> What you will do:
Every entry below should be printed exactly, without its images.

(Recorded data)
::::

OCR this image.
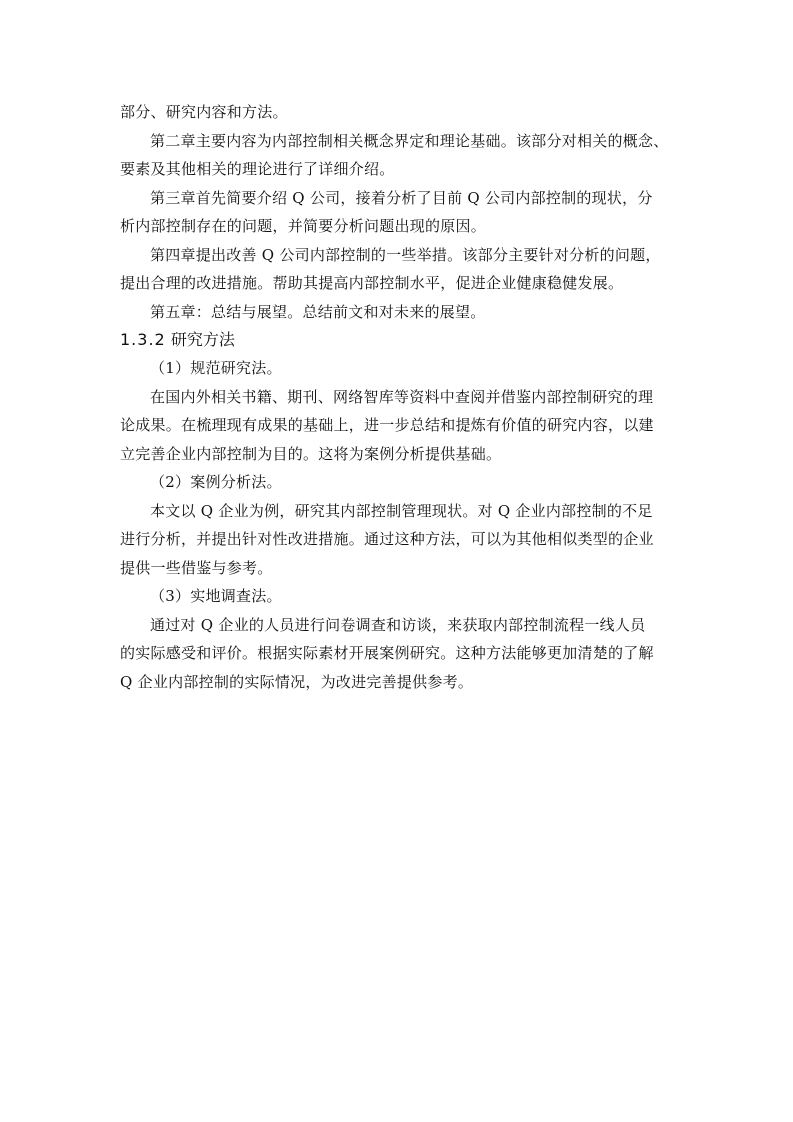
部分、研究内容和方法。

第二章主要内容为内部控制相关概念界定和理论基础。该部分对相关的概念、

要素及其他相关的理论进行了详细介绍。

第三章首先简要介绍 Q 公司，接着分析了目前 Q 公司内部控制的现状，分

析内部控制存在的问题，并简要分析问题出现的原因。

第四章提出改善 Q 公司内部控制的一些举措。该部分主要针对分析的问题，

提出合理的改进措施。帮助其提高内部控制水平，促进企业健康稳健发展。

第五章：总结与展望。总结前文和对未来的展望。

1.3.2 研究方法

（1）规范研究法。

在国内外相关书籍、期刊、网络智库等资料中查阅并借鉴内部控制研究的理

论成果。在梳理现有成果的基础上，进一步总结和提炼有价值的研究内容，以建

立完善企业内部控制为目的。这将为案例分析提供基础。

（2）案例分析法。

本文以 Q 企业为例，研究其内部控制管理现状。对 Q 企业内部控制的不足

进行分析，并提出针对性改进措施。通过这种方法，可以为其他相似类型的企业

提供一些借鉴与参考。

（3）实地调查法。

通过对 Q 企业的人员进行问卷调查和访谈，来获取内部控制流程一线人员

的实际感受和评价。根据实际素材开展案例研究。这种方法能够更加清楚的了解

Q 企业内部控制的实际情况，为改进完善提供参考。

::::

> Reply to the exercise:
OCR this image.
部分、研究内容和方法。

第二章主要内容为内部控制相关概念界定和理论基础。该部分对相关的概念、

要素及其他相关的理论进行了详细介绍。

第三章首先简要介绍 Q 公司，接着分析了目前 Q 公司内部控制的现状，分

析内部控制存在的问题，并简要分析问题出现的原因。

第四章提出改善 Q 公司内部控制的一些举措。该部分主要针对分析的问题，

提出合理的改进措施。帮助其提高内部控制水平，促进企业健康稳健发展。

第五章：总结与展望。总结前文和对未来的展望。

1.3.2 研究方法

（1）规范研究法。

在国内外相关书籍、期刊、网络智库等资料中查阅并借鉴内部控制研究的理

论成果。在梳理现有成果的基础上，进一步总结和提炼有价值的研究内容，以建

立完善企业内部控制为目的。这将为案例分析提供基础。

（2）案例分析法。

本文以 Q 企业为例，研究其内部控制管理现状。对 Q 企业内部控制的不足

进行分析，并提出针对性改进措施。通过这种方法，可以为其他相似类型的企业

提供一些借鉴与参考。

（3）实地调查法。

通过对 Q 企业的人员进行问卷调查和访谈，来获取内部控制流程一线人员

的实际感受和评价。根据实际素材开展案例研究。这种方法能够更加清楚的了解

Q 企业内部控制的实际情况，为改进完善提供参考。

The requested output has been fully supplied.